Some records
+ + + + +
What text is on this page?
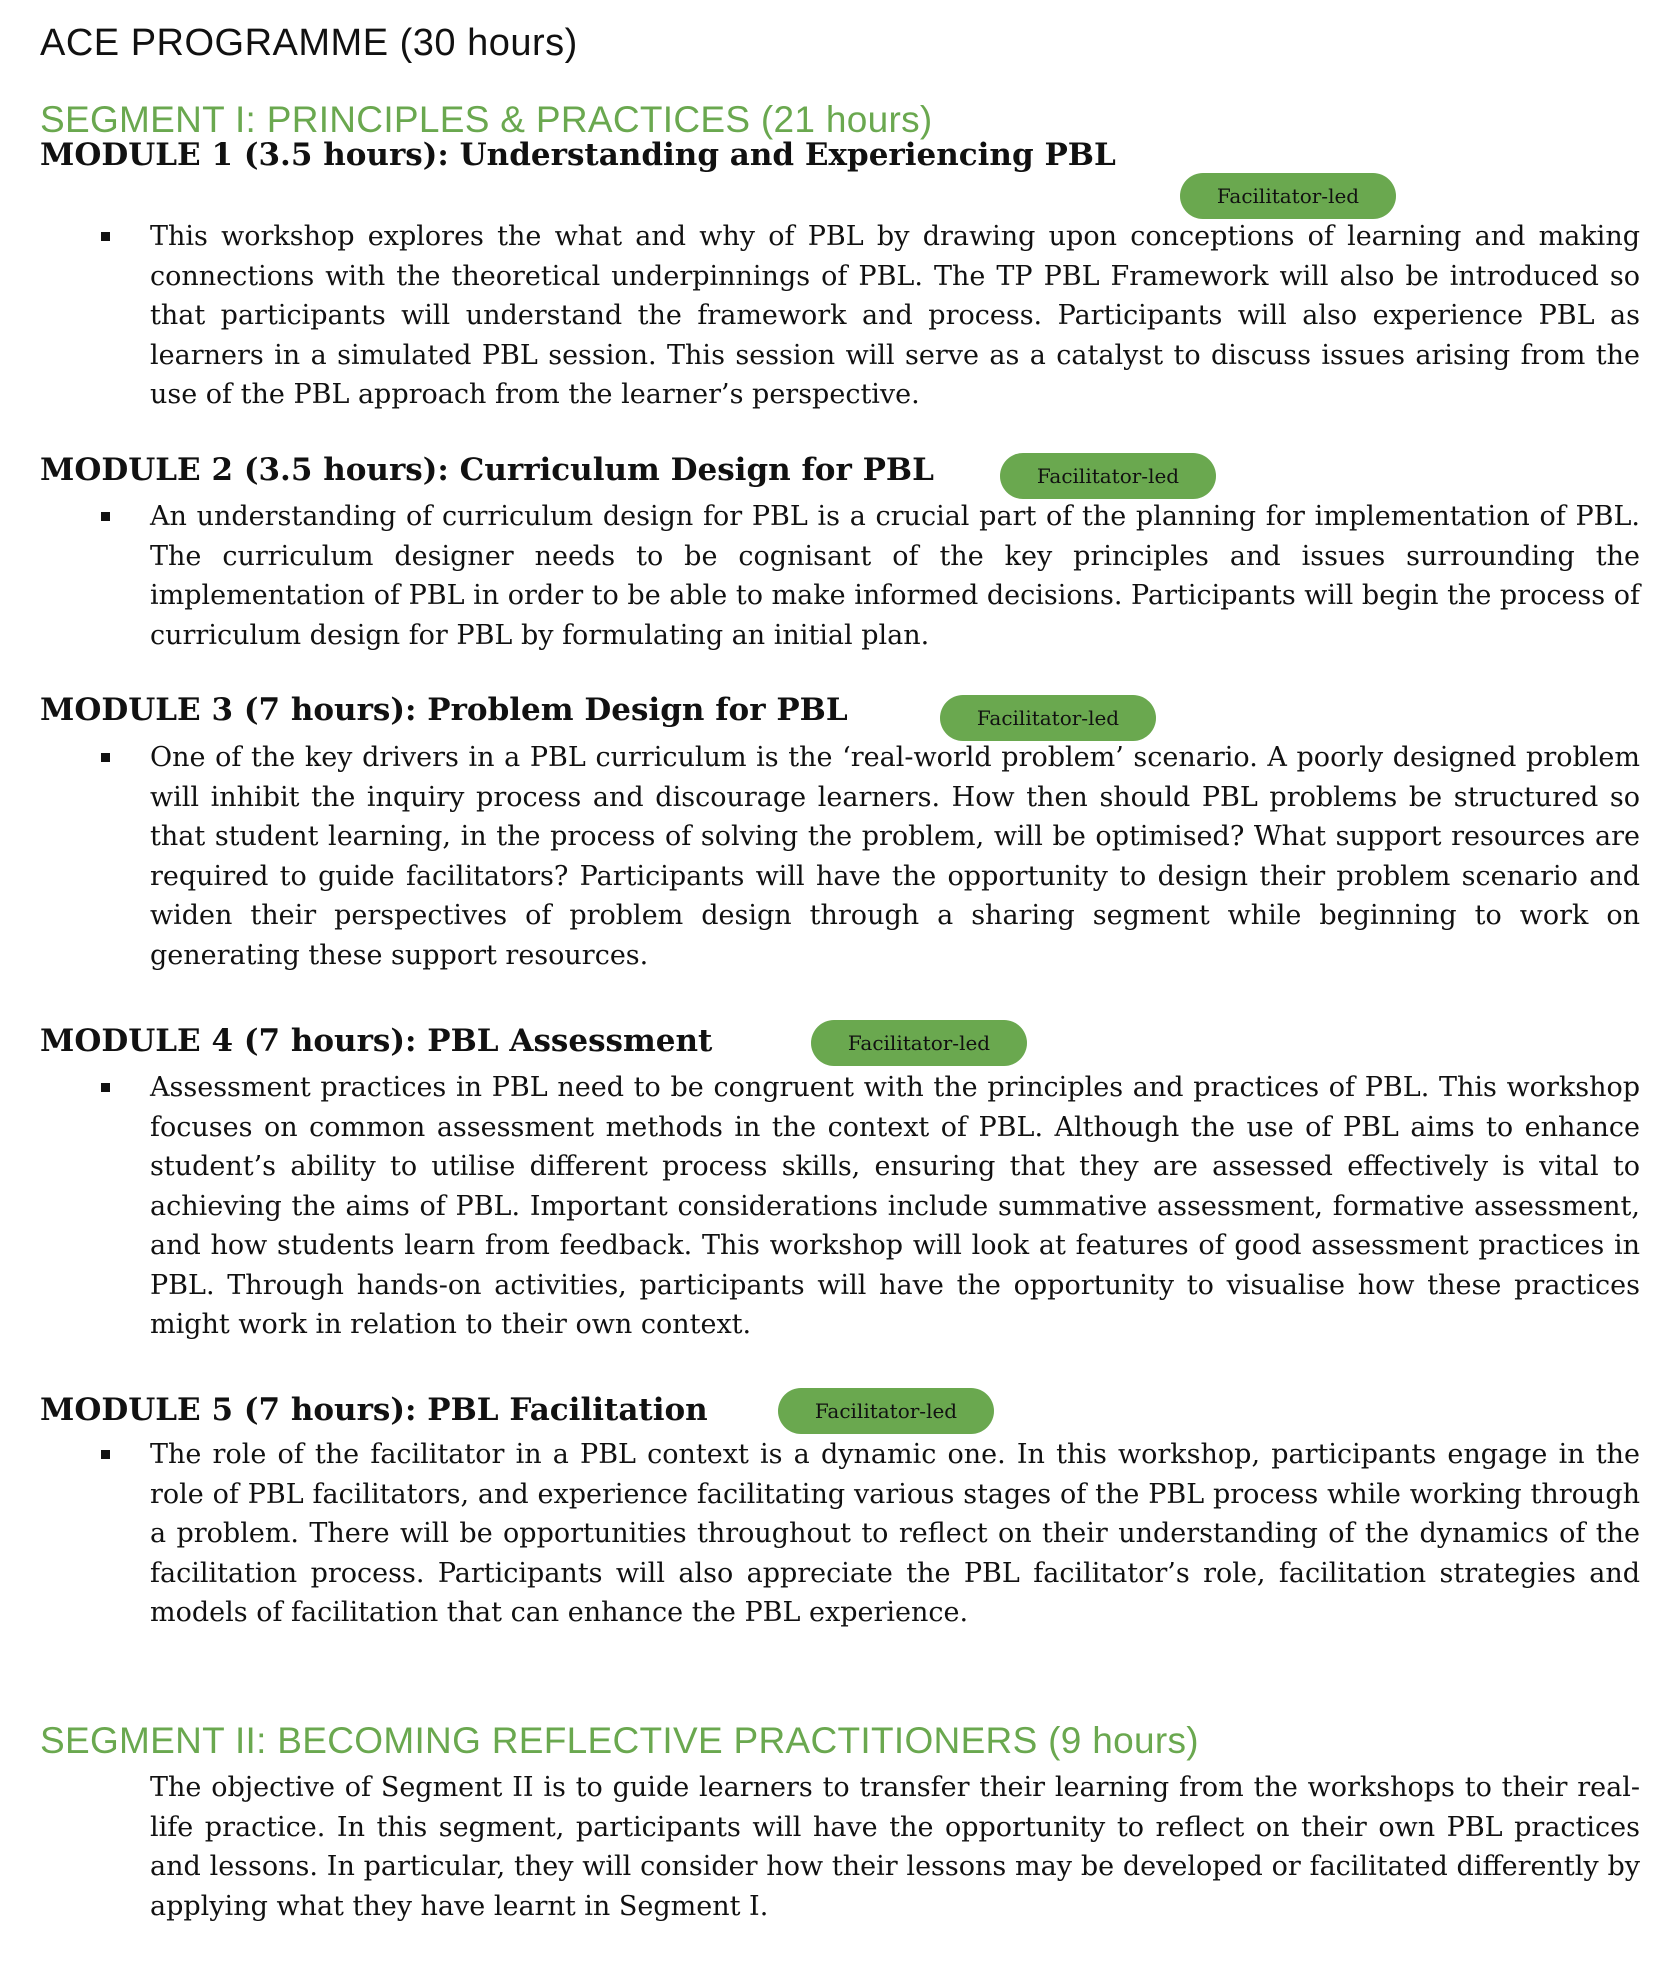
ACE PROGRAMME (30 hours)
SEGMENT I: PRINCIPLES & PRACTICES (21 hours)
MODULE 1 (3.5 hours): Understanding and Experiencing PBL
Facilitator-led

This workshop explores the what and why of PBL by drawing upon conceptions of learning and making connections with the theoretical underpinnings of PBL. The TP PBL Framework will also be introduced so that participants will understand the framework and process. Participants will also experience PBL as learners in a simulated PBL session. This session will serve as a catalyst to discuss issues arising from the use of the PBL approach from the learner’s perspective.

MODULE 2 (3.5 hours): Curriculum Design for PBL	Facilitator-led

An understanding of curriculum design for PBL is a crucial part of the planning for implementation of PBL. The curriculum designer needs to be cognisant of the key principles and issues surrounding the implementation of PBL in order to be able to make informed decisions. Participants will begin the process of curriculum design for PBL by formulating an initial plan.

MODULE 3 (7 hours): Problem Design for PBL	Facilitator-led

One of the key drivers in a PBL curriculum is the ‘real-world problem’ scenario. A poorly designed problem will inhibit the inquiry process and discourage learners. How then should PBL problems be structured so that student learning, in the process of solving the problem, will be optimised? What support resources are required to guide facilitators? Participants will have the opportunity to design their problem scenario and widen their perspectives of problem design through a sharing segment while beginning to work on generating these support resources.

MODULE 4 (7 hours): PBL Assessment	Facilitator-led

Assessment practices in PBL need to be congruent with the principles and practices of PBL. This workshop focuses on common assessment methods in the context of PBL. Although the use of PBL aims to enhance student’s ability to utilise different process skills, ensuring that they are assessed effectively is vital to achieving the aims of PBL. Important considerations include summative assessment, formative assessment, and how students learn from feedback. This workshop will look at features of good assessment practices in PBL. Through hands-on activities, participants will have the opportunity to visualise how these practices might work in relation to their own context.

MODULE 5 (7 hours): PBL Facilitation	Facilitator-led

The role of the facilitator in a PBL context is a dynamic one. In this workshop, participants engage in the role of PBL facilitators, and experience facilitating various stages of the PBL process while working through a problem. There will be opportunities throughout to reflect on their understanding of the dynamics of the facilitation process. Participants will also appreciate the PBL facilitator’s role, facilitation strategies and models of facilitation that can enhance the PBL experience.

SEGMENT II: BECOMING REFLECTIVE PRACTITIONERS (9 hours)

The objective of Segment II is to guide learners to transfer their learning from the workshops to their real-life practice. In this segment, participants will have the opportunity to reflect on their own PBL practices and lessons. In particular, they will consider how their lessons may be developed or facilitated differently by applying what they have learnt in Segment I.
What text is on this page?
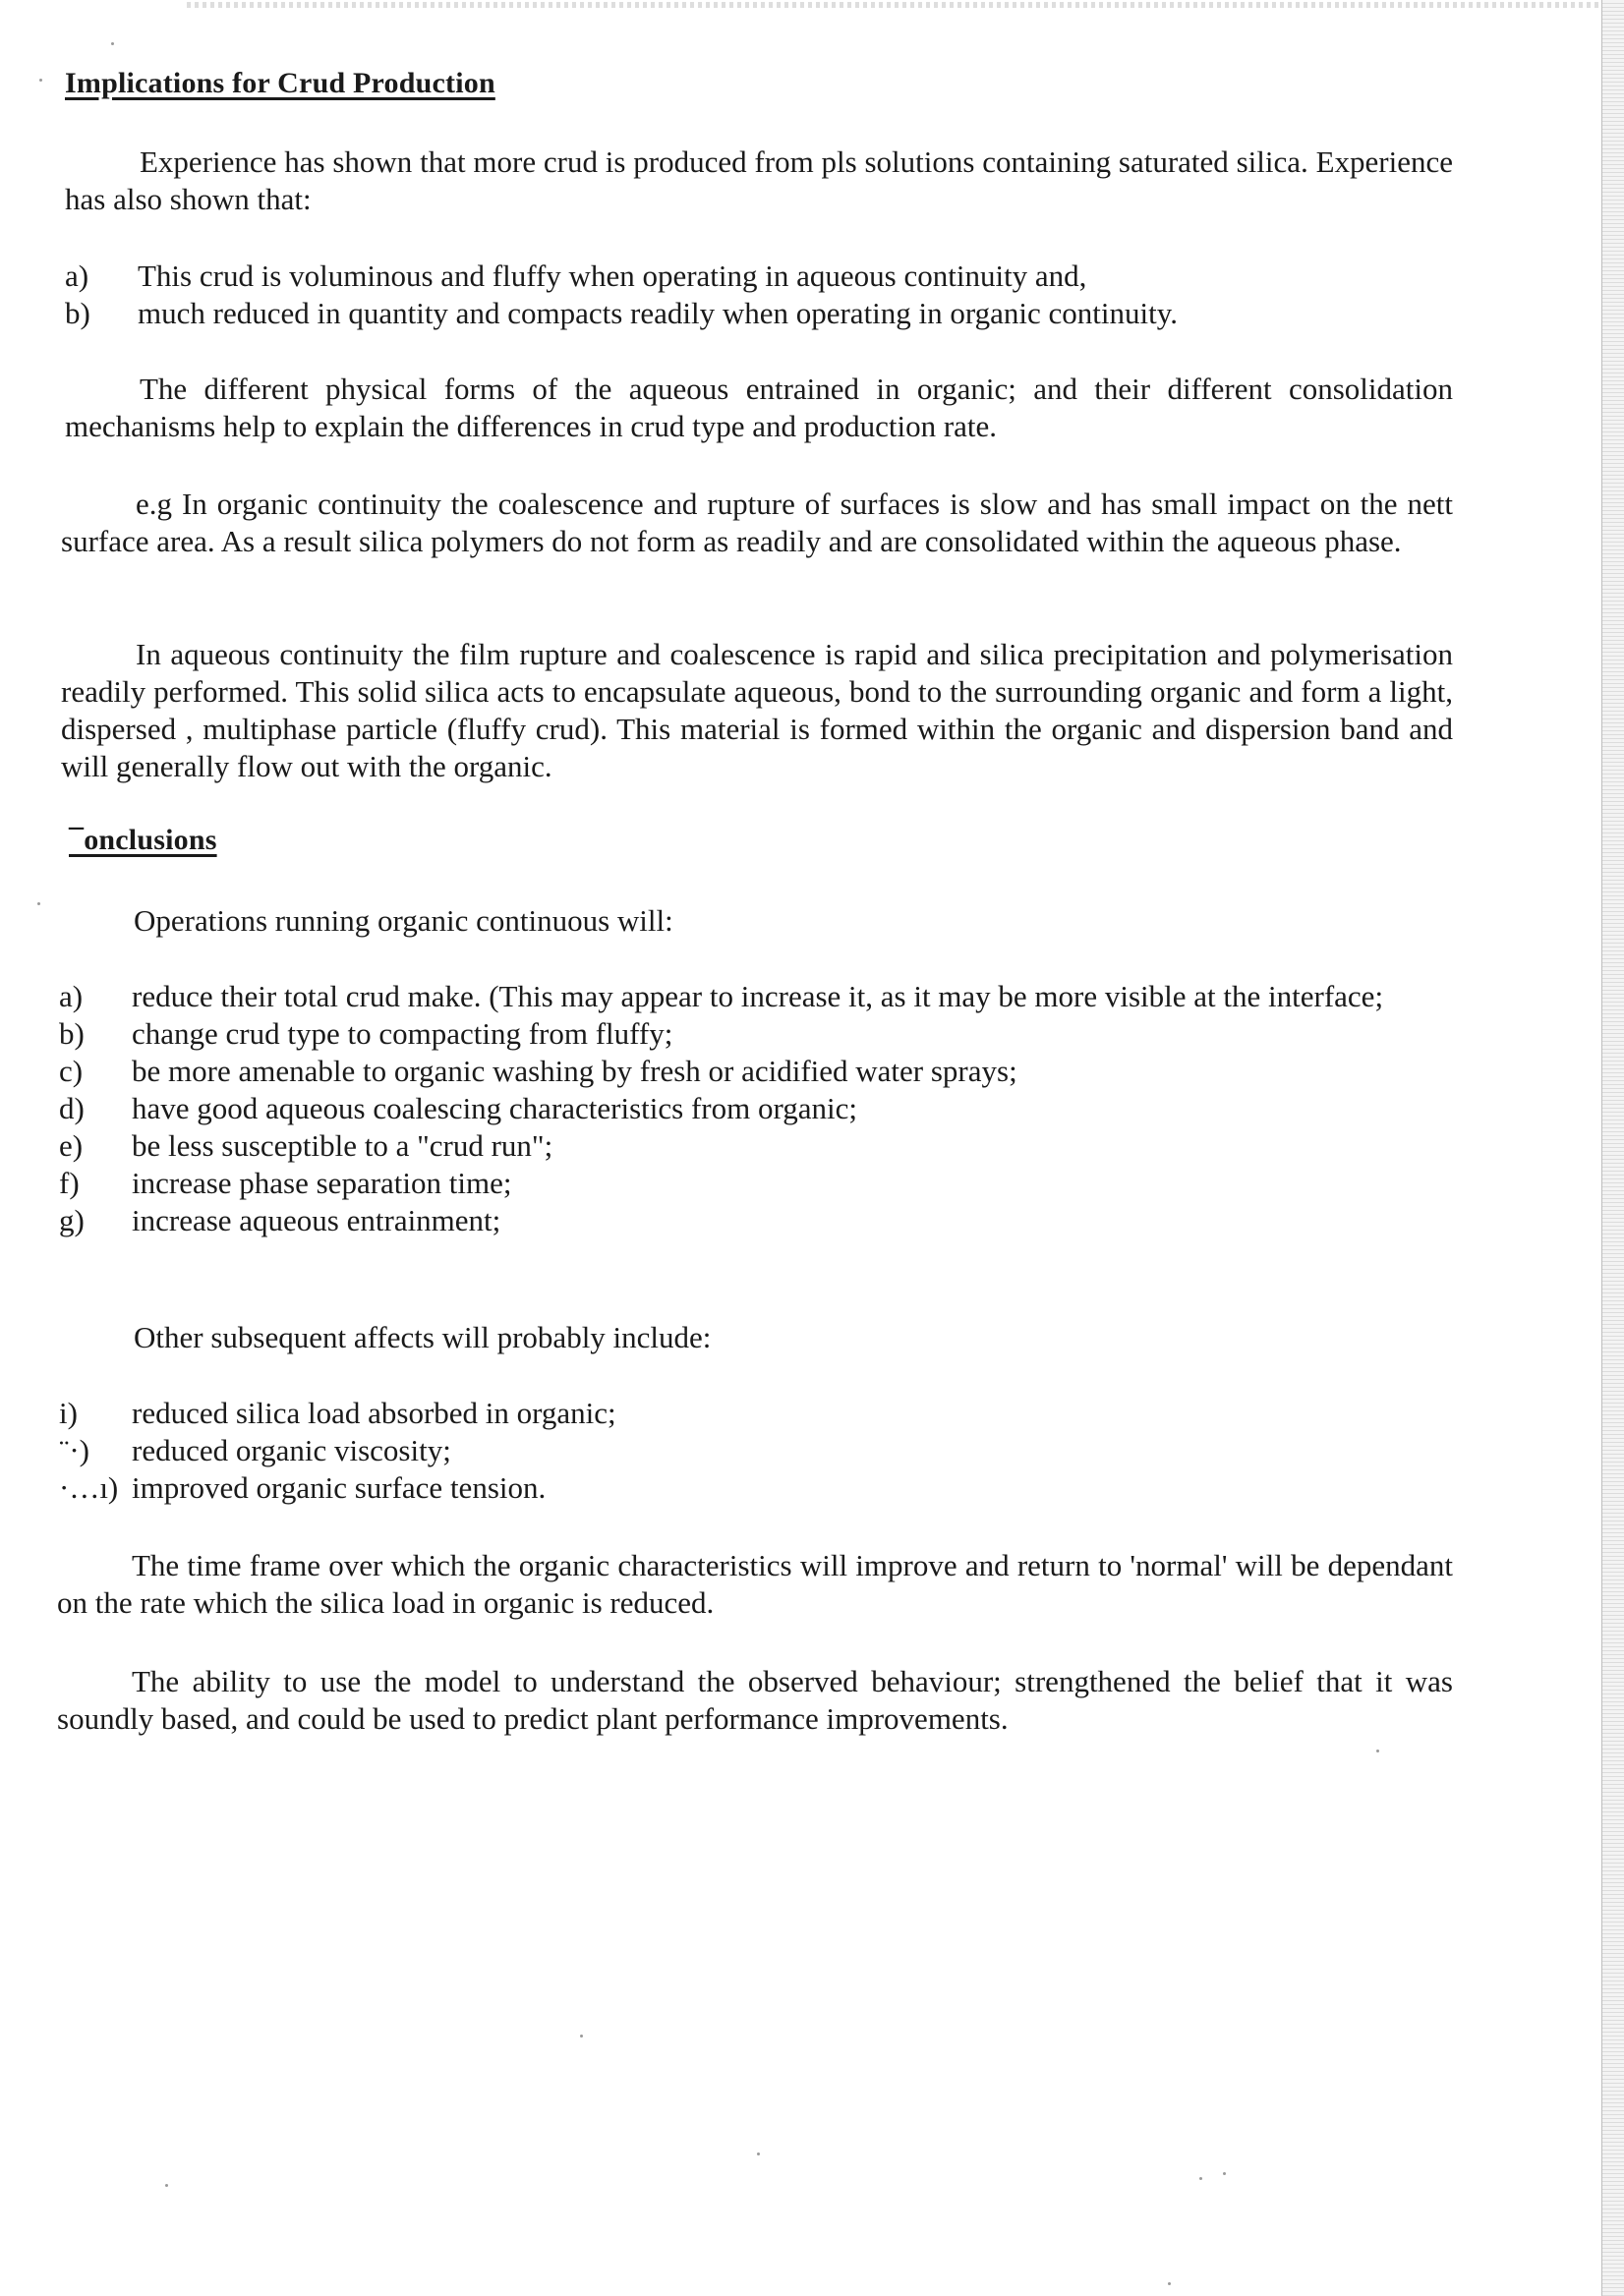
Implications for Crud Production

Experience has shown that more crud is produced from pls solutions containing saturated silica. Experience has also shown that:

a) This crud is voluminous and fluffy when operating in aqueous continuity and,
b) much reduced in quantity and compacts readily when operating in organic continuity.

The different physical forms of the aqueous entrained in organic; and their different consolidation mechanisms help to explain the differences in crud type and production rate.

e.g In organic continuity the coalescence and rupture of surfaces is slow and has small impact on the nett surface area. As a result silica polymers do not form as readily and are consolidated within the aqueous phase.

In aqueous continuity the film rupture and coalescence is rapid and silica precipitation and polymerisation readily performed. This solid silica acts to encapsulate aqueous, bond to the surrounding organic and form a light, dispersed , multiphase particle (fluffy crud). This material is formed within the organic and dispersion band and will generally flow out with the organic.

¯onclusions

Operations running organic continuous will:

a) reduce their total crud make. (This may appear to increase it, as it may be more visible at the interface;
b) change crud type to compacting from fluffy;
c) be more amenable to organic washing by fresh or acidified water sprays;
d) have good aqueous coalescing characteristics from organic;
e) be less susceptible to a "crud run";
f) increase phase separation time;
g) increase aqueous entrainment;

Other subsequent affects will probably include:

i) reduced silica load absorbed in organic;
¨·) reduced organic viscosity;
·…ı) improved organic surface tension.

The time frame over which the organic characteristics will improve and return to 'normal' will be dependant on the rate which the silica load in organic is reduced.

The ability to use the model to understand the observed behaviour; strengthened the belief that it was soundly based, and could be used to predict plant performance improvements.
+ + + + +
● **WHAT THIS TASK INVOLVES**
Reproduce the data verbatim. Do not carry any picture into the copy.

● **EXERCISE OUTPUT**
What text is on this page?
ACE PROGRAMME (30 hours)
SEGMENT I: PRINCIPLES & PRACTICES (21 hours)
MODULE 1 (3.5 hours): Understanding and Experiencing PBL
Facilitator-led

This workshop explores the what and why of PBL by drawing upon conceptions of learning and making connections with the theoretical underpinnings of PBL. The TP PBL Framework will also be introduced so that participants will understand the framework and process. Participants will also experience PBL as learners in a simulated PBL session. This session will serve as a catalyst to discuss issues arising from the use of the PBL approach from the learner’s perspective.

MODULE 2 (3.5 hours): Curriculum Design for PBL	Facilitator-led

An understanding of curriculum design for PBL is a crucial part of the planning for implementation of PBL. The curriculum designer needs to be cognisant of the key principles and issues surrounding the implementation of PBL in order to be able to make informed decisions. Participants will begin the process of curriculum design for PBL by formulating an initial plan.

MODULE 3 (7 hours): Problem Design for PBL	Facilitator-led

One of the key drivers in a PBL curriculum is the ‘real-world problem’ scenario. A poorly designed problem will inhibit the inquiry process and discourage learners. How then should PBL problems be structured so that student learning, in the process of solving the problem, will be optimised? What support resources are required to guide facilitators? Participants will have the opportunity to design their problem scenario and widen their perspectives of problem design through a sharing segment while beginning to work on generating these support resources.

MODULE 4 (7 hours): PBL Assessment	Facilitator-led

Assessment practices in PBL need to be congruent with the principles and practices of PBL. This workshop focuses on common assessment methods in the context of PBL. Although the use of PBL aims to enhance student’s ability to utilise different process skills, ensuring that they are assessed effectively is vital to achieving the aims of PBL. Important considerations include summative assessment, formative assessment, and how students learn from feedback. This workshop will look at features of good assessment practices in PBL. Through hands-on activities, participants will have the opportunity to visualise how these practices might work in relation to their own context.

MODULE 5 (7 hours): PBL Facilitation	Facilitator-led

The role of the facilitator in a PBL context is a dynamic one. In this workshop, participants engage in the role of PBL facilitators, and experience facilitating various stages of the PBL process while working through a problem. There will be opportunities throughout to reflect on their understanding of the dynamics of the facilitation process. Participants will also appreciate the PBL facilitator’s role, facilitation strategies and models of facilitation that can enhance the PBL experience.

SEGMENT II: BECOMING REFLECTIVE PRACTITIONERS (9 hours)

The objective of Segment II is to guide learners to transfer their learning from the workshops to their real-life practice. In this segment, participants will have the opportunity to reflect on their own PBL practices and lessons. In particular, they will consider how their lessons may be developed or facilitated differently by applying what they have learnt in Segment I.
What text is on this page?
Implications for Crud Production

Experience has shown that more crud is produced from pls solutions containing saturated silica. Experience has also shown that:

a) This crud is voluminous and fluffy when operating in aqueous continuity and,
b) much reduced in quantity and compacts readily when operating in organic continuity.

The different physical forms of the aqueous entrained in organic; and their different consolidation mechanisms help to explain the differences in crud type and production rate.

e.g In organic continuity the coalescence and rupture of surfaces is slow and has small impact on the nett surface area. As a result silica polymers do not form as readily and are consolidated within the aqueous phase.

In aqueous continuity the film rupture and coalescence is rapid and silica precipitation and polymerisation readily performed. This solid silica acts to encapsulate aqueous, bond to the surrounding organic and form a light, dispersed , multiphase particle (fluffy crud). This material is formed within the organic and dispersion band and will generally flow out with the organic.

¯onclusions

Operations running organic continuous will:

a) reduce their total crud make. (This may appear to increase it, as it may be more visible at the interface;
b) change crud type to compacting from fluffy;
c) be more amenable to organic washing by fresh or acidified water sprays;
d) have good aqueous coalescing characteristics from organic;
e) be less susceptible to a "crud run";
f) increase phase separation time;
g) increase aqueous entrainment;

Other subsequent affects will probably include:

i) reduced silica load absorbed in organic;
¨·) reduced organic viscosity;
·…ı) improved organic surface tension.

The time frame over which the organic characteristics will improve and return to 'normal' will be dependant on the rate which the silica load in organic is reduced.

The ability to use the model to understand the observed behaviour; strengthened the belief that it was soundly based, and could be used to predict plant performance improvements.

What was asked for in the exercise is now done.